EXERCISE DIRECTIONS:
Carry on the blog post about making sense of AI, picking up right after its last sentence and keeping its voice.

EXTRACT TO READ:
• • • •

(This is part 1 of a 5-part series of posts attempting to explain the AI landscape in a practical and simple way. See other posts here.)
Since early last year, I’ve been spending a couple of hours a week reading everything I can and talking to anyone I can about AI.
NGL, most of the time it sucks and I’d rather be reading just about anything else. But since I’ve adopted the “hard choices, easy life; easy choices, hard life” mantra of Jerzy Gregorek, I thought I’d get a jump on going through the pain of understanding what implications AI will have on our careers and lives in general. Some of it can be tough to wrap your head around.
One glaring insight I’ve found: there is very little fundamental, accurate human understanding out there. The people building AI are generally awful at explaining it, and the rest of us see it as a sci-fi-ish inevitability we wouldn’t be able to make sense of. Given my skill as a storyteller and my curiosity about the human application of emerging tech, I may be uniquely positioned to be of service here.

• • • •

RECORDED DATA:
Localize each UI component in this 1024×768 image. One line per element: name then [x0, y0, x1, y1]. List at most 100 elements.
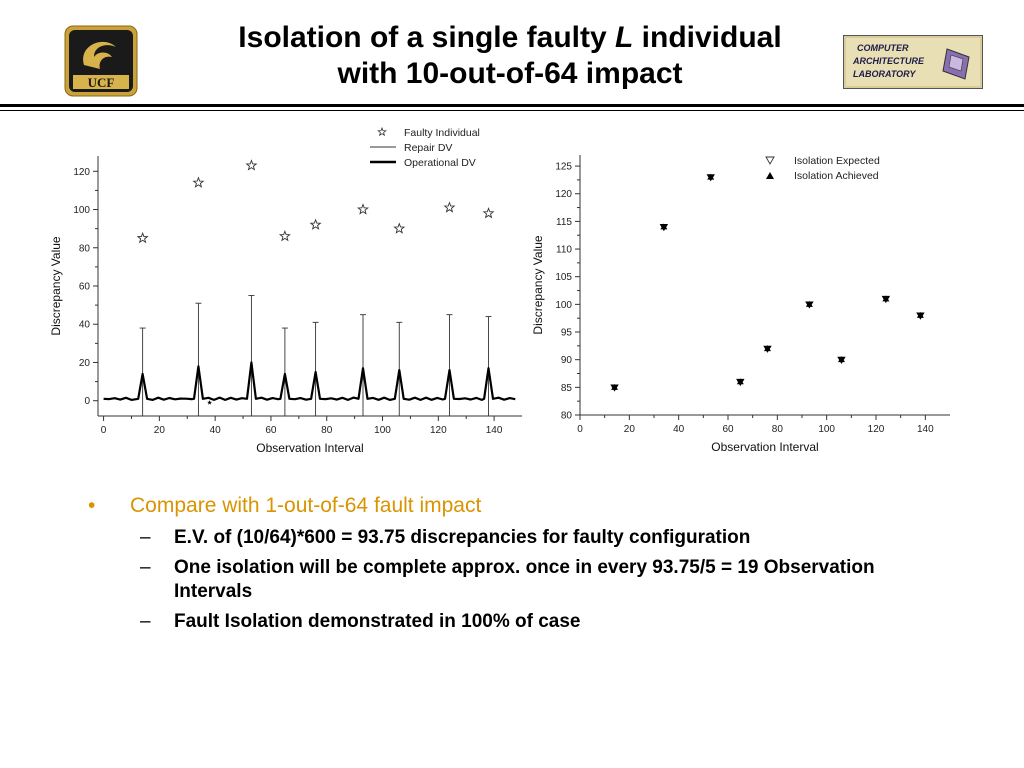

• • • •

TASK RESULT:
So, I’m going to write a series of posts and share some anecdotes on exactly what the hell is happening with generative AI and what it means to us, hopefully in a way that a third-grader can understand.
I’ll get into a lot more depth in the coming weeks, but here’s a framework for consideration to start with:
- Artificial Intelligence is just another technology. Approach learning about and evaluating it in the same way. Sure, it’s changing things faster than any technology before, but that has always been true of emerging tech (thanks to Moore’s law). For me, thinking of it as just another technology makes it less intimidating.
- Think of the overall AI landscape like human evolution, progressing up a hierarchy:
- Artificial Intelligence (AI) as humanity itself.
- Machine Learning (ML) as a lone ranger who knows good spots for hunting through some combination of advice from his Daddy, tips from other wanderers, and trial & error. He usually has something to eat, but he’s lonely, has to do everything himself, and still occasionally goes hungry.
- Deep Learning (DL) as when a group of former lone rangers come together and begin to specialize, sharing information and resources (while also continuing to learn). Some are best with the bow & arrow, and some work to develop even better hunting tools or train hunting dogs. Others develop expertise on animal migrations based on weather patterns or other cues. Together, they can predict where to find dinner more accurately and hunt more efficiently, so the whole community eats daily.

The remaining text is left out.